Begin

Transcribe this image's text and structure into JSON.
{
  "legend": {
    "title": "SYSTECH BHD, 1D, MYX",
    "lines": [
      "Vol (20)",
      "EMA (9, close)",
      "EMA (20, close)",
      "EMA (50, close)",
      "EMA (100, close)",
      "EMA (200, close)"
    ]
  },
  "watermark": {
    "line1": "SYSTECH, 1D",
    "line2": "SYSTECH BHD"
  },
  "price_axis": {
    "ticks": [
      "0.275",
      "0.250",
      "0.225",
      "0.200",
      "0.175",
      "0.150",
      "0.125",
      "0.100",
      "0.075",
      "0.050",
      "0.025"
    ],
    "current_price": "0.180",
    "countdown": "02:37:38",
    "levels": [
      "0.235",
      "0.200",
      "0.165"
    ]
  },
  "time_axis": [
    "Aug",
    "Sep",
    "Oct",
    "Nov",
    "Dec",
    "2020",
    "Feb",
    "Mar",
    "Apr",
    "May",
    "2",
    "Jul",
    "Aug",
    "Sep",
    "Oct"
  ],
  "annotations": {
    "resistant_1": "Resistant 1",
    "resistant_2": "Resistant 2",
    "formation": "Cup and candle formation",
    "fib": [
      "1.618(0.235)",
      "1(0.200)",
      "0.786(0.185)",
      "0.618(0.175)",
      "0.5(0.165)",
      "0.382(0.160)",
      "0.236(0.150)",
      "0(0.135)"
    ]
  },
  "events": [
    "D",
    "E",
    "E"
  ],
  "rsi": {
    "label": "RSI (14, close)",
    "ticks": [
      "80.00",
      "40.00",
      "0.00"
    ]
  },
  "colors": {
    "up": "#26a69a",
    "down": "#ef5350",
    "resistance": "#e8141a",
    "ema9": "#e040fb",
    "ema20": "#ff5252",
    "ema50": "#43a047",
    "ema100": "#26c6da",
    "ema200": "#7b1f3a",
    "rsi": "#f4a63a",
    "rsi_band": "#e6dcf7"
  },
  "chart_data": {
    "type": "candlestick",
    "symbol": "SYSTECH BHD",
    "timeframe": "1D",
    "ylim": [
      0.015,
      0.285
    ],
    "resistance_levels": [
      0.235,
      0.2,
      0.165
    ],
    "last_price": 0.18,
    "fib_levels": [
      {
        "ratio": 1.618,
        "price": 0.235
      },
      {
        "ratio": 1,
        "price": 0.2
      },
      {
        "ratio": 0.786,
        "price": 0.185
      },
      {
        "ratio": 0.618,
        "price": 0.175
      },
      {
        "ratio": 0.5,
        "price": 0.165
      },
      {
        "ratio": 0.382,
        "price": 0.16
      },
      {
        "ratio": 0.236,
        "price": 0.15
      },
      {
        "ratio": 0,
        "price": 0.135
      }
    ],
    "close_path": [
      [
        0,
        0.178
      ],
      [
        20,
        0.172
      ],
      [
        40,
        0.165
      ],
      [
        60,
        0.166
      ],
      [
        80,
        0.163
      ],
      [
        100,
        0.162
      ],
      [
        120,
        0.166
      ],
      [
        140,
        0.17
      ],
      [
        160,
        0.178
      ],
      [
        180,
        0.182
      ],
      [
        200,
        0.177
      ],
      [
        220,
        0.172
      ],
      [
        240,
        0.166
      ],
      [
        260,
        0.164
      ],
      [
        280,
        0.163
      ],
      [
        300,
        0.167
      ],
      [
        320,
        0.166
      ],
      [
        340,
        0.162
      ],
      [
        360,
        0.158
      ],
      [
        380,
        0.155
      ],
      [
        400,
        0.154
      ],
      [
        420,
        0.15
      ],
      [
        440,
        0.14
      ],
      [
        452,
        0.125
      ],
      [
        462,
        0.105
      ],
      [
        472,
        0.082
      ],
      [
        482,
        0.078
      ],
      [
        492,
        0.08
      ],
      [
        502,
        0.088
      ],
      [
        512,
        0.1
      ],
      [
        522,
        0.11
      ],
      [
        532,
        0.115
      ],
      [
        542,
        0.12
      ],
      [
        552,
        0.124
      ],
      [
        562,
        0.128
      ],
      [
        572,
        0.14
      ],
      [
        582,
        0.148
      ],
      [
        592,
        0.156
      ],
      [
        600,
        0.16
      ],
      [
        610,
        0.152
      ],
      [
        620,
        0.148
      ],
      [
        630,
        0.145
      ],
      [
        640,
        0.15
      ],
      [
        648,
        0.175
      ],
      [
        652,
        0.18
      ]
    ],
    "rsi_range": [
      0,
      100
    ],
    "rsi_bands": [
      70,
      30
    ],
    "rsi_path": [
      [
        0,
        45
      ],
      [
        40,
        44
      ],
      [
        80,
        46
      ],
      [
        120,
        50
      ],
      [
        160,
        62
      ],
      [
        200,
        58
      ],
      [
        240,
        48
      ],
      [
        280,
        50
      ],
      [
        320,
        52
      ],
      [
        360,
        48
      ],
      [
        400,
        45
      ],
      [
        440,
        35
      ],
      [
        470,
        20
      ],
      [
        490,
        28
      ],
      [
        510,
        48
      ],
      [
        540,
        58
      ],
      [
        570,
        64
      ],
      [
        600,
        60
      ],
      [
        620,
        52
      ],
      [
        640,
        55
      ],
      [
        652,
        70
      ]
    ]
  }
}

End
Begin

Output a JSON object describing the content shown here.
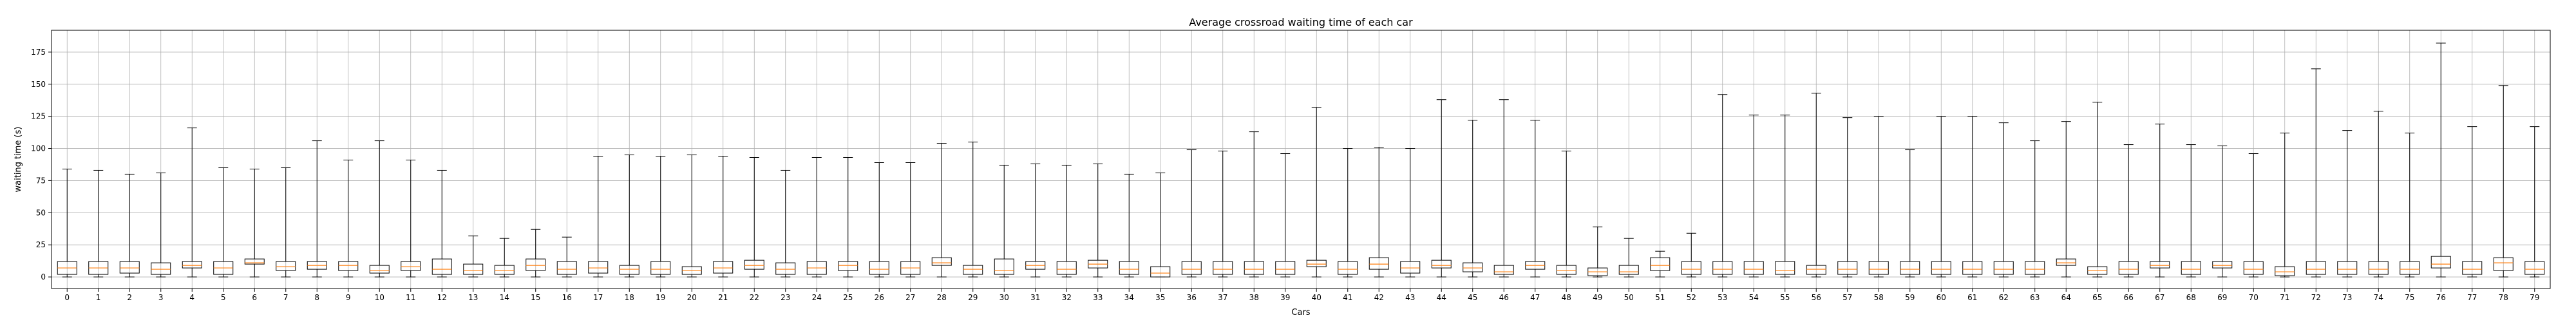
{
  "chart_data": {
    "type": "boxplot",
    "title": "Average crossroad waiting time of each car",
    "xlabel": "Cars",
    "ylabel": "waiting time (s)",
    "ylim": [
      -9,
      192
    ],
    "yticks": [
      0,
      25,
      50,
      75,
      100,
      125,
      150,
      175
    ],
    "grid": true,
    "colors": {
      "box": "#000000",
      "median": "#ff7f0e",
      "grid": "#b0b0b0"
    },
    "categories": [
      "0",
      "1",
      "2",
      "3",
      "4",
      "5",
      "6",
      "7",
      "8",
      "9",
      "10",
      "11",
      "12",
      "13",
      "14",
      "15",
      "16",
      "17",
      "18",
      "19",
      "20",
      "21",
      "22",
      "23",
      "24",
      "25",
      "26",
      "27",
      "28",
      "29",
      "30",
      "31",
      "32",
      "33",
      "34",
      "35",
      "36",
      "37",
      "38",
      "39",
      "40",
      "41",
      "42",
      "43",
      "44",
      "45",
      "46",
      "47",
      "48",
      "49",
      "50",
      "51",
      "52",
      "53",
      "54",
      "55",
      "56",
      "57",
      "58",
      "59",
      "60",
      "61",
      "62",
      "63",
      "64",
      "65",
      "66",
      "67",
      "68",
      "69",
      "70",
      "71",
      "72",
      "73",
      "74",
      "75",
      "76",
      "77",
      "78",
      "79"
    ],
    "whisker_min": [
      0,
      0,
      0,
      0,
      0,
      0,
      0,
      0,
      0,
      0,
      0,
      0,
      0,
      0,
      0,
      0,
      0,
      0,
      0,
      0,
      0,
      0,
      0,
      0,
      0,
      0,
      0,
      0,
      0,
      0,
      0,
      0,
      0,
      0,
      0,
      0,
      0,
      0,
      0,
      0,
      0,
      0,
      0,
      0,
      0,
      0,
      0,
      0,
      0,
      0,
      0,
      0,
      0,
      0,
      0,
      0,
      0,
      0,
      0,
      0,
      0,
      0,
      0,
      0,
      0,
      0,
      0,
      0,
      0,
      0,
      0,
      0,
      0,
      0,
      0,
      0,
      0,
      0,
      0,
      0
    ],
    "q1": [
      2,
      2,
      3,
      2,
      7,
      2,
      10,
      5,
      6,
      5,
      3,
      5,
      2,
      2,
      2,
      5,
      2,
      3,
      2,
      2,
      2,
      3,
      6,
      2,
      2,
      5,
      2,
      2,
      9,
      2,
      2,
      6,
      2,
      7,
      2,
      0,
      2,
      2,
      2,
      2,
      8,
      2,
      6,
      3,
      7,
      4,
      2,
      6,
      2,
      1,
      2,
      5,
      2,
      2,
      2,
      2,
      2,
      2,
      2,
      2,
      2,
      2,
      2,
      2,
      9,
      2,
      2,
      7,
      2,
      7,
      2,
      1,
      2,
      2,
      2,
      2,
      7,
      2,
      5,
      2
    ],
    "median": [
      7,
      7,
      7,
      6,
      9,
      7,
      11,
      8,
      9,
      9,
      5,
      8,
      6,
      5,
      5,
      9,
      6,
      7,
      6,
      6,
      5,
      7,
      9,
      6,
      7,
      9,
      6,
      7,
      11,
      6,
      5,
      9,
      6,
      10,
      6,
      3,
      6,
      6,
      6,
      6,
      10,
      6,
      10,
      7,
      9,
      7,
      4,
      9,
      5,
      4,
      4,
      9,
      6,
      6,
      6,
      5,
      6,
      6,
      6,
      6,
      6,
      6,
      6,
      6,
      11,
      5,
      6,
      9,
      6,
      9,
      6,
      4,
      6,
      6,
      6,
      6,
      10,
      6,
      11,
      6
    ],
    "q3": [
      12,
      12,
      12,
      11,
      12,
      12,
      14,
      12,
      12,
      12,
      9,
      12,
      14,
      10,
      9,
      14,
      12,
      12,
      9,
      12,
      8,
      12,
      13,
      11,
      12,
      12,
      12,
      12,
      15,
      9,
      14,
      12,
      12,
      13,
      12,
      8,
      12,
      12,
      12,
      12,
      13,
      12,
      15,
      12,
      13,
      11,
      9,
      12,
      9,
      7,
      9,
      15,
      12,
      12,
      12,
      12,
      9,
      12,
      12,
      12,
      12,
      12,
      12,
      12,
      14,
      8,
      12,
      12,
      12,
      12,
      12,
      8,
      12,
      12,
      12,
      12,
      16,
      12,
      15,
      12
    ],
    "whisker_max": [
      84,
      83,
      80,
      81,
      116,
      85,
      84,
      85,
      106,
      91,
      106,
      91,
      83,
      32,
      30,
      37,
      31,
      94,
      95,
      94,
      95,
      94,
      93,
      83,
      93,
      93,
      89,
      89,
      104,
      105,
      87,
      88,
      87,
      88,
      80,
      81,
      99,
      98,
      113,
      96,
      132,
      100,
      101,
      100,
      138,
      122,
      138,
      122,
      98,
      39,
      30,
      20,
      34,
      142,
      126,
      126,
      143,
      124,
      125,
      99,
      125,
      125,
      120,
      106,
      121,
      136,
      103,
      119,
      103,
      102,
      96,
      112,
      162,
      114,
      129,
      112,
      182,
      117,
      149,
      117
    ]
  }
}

End

WORK TO COMPLETE
Search the records for the word "Resistant" and copy every line where it occurs.

SOLVED PROBLEM
    "resistant_1": "Resistant 1",
    "resistant_2": "Resistant 2",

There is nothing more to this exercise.